++++ Data for this exercise

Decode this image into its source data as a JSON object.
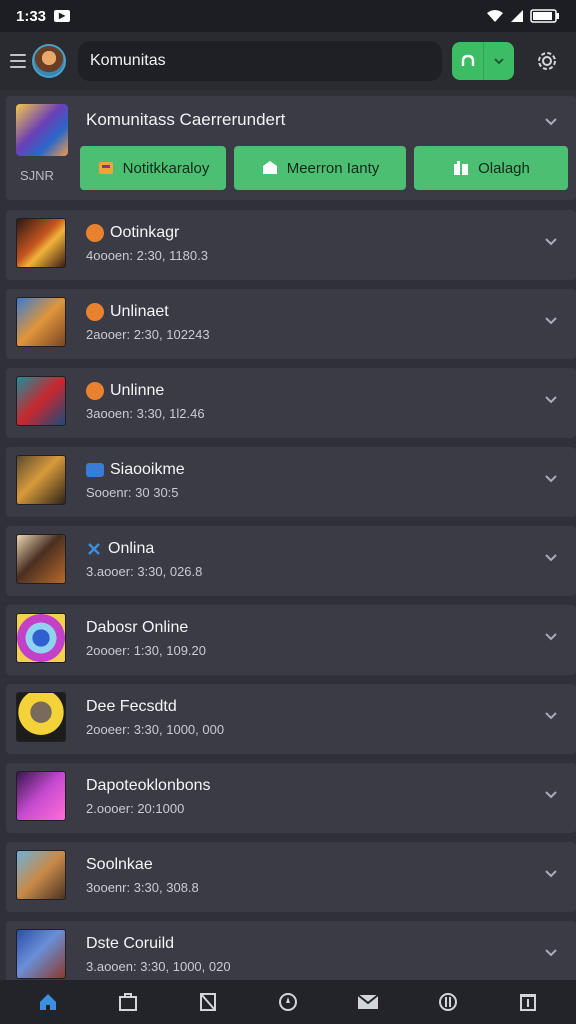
{
  "status": {
    "time": "1:33"
  },
  "header": {
    "search_value": "Komunitas"
  },
  "featured": {
    "title": "Komunitass Caerrerundert",
    "sub": "SJNR",
    "actions": [
      {
        "label": "Notitkkaraloy",
        "icon": "box-icon"
      },
      {
        "label": "Meerron Ianty",
        "icon": "shield-icon"
      },
      {
        "label": "Olalagh",
        "icon": "gift-icon"
      }
    ]
  },
  "items": [
    {
      "name": "Ootinkagr",
      "sub": "4oooen: 2:30, 1180.3",
      "badge": "orange"
    },
    {
      "name": "Unlinaet",
      "sub": "2aooer: 2:30, 102243",
      "badge": "orange"
    },
    {
      "name": "Unlinne",
      "sub": "3aooen: 3:30, 1l2.46",
      "badge": "orange"
    },
    {
      "name": "Siaooikme",
      "sub": "Sooenr: 30 30:5",
      "badge": "blue"
    },
    {
      "name": "Onlina",
      "sub": "3.aooer: 3:30, 026.8",
      "badge": "x"
    },
    {
      "name": "Dabosr Online",
      "sub": "2oooer: 1:30, 109.20",
      "badge": ""
    },
    {
      "name": "Dee Fecsdtd",
      "sub": "2ooeer: 3:30, 1000, 000",
      "badge": ""
    },
    {
      "name": "Dapoteoklonbons",
      "sub": "2.oooer: 20:1000",
      "badge": ""
    },
    {
      "name": "Soolnkae",
      "sub": "3ooenr: 3:30, 308.8",
      "badge": ""
    },
    {
      "name": "Dste Coruild",
      "sub": "3.aooen: 3:30, 1000, 020",
      "badge": ""
    }
  ],
  "nav": [
    "home-icon",
    "folder-icon",
    "bookmark-icon",
    "compass-icon",
    "mail-icon",
    "circle-icon",
    "clipboard-icon"
  ],
  "colors": {
    "accent": "#3dbd63",
    "card": "#3a3b44",
    "bg": "#2f3038",
    "nav_active": "#3b8fe0"
  }
}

++++++++

Work to do — Say how many lines in the records contain the string "icon", and say nothing else.

Correct response — 10